* _WHAT THIS TASK INVOLVES_
Repeat the listing in full. Nothing may be added or left out.

* _ENTRIES SUPPLIED_
---+---
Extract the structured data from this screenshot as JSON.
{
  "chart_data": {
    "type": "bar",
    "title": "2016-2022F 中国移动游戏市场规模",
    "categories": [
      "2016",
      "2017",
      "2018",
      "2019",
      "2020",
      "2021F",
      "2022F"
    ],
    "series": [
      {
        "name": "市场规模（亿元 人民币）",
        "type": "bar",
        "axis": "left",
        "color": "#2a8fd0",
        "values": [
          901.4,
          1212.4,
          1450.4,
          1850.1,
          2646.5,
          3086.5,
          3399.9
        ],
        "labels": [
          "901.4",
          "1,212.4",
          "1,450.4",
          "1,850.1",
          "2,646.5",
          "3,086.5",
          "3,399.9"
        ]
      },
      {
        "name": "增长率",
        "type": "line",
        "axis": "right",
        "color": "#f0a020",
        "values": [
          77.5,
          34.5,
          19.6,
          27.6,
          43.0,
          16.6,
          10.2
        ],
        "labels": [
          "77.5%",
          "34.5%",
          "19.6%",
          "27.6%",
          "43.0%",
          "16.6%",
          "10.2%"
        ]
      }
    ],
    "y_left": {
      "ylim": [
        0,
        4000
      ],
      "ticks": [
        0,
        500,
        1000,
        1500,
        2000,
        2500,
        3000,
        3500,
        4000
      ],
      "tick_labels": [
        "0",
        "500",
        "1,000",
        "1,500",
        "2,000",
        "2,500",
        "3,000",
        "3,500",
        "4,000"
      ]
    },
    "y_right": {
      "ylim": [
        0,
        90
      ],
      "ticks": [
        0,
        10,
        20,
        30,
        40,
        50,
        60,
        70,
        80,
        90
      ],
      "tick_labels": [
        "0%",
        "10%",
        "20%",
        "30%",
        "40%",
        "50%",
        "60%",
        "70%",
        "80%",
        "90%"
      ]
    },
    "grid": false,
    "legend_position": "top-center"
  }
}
---+---
* _EXERCISE ANSWER_
Extract the structured data from this screenshot as JSON.
{
  "chart_data": {
    "type": "bar",
    "title": "2016-2022F 中国移动游戏市场规模",
    "categories": [
      "2016",
      "2017",
      "2018",
      "2019",
      "2020",
      "2021F",
      "2022F"
    ],
    "series": [
      {
        "name": "市场规模（亿元 人民币）",
        "type": "bar",
        "axis": "left",
        "color": "#2a8fd0",
        "values": [
          901.4,
          1212.4,
          1450.4,
          1850.1,
          2646.5,
          3086.5,
          3399.9
        ],
        "labels": [
          "901.4",
          "1,212.4",
          "1,450.4",
          "1,850.1",
          "2,646.5",
          "3,086.5",
          "3,399.9"
        ]
      },
      {
        "name": "增长率",
        "type": "line",
        "axis": "right",
        "color": "#f0a020",
        "values": [
          77.5,
          34.5,
          19.6,
          27.6,
          43.0,
          16.6,
          10.2
        ],
        "labels": [
          "77.5%",
          "34.5%",
          "19.6%",
          "27.6%",
          "43.0%",
          "16.6%",
          "10.2%"
        ]
      }
    ],
    "y_left": {
      "ylim": [
        0,
        4000
      ],
      "ticks": [
        0,
        500,
        1000,
        1500,
        2000,
        2500,
        3000,
        3500,
        4000
      ],
      "tick_labels": [
        "0",
        "500",
        "1,000",
        "1,500",
        "2,000",
        "2,500",
        "3,000",
        "3,500",
        "4,000"
      ]
    },
    "y_right": {
      "ylim": [
        0,
        90
      ],
      "ticks": [
        0,
        10,
        20,
        30,
        40,
        50,
        60,
        70,
        80,
        90
      ],
      "tick_labels": [
        "0%",
        "10%",
        "20%",
        "30%",
        "40%",
        "50%",
        "60%",
        "70%",
        "80%",
        "90%"
      ]
    },
    "grid": false,
    "legend_position": "top-center"
  }
}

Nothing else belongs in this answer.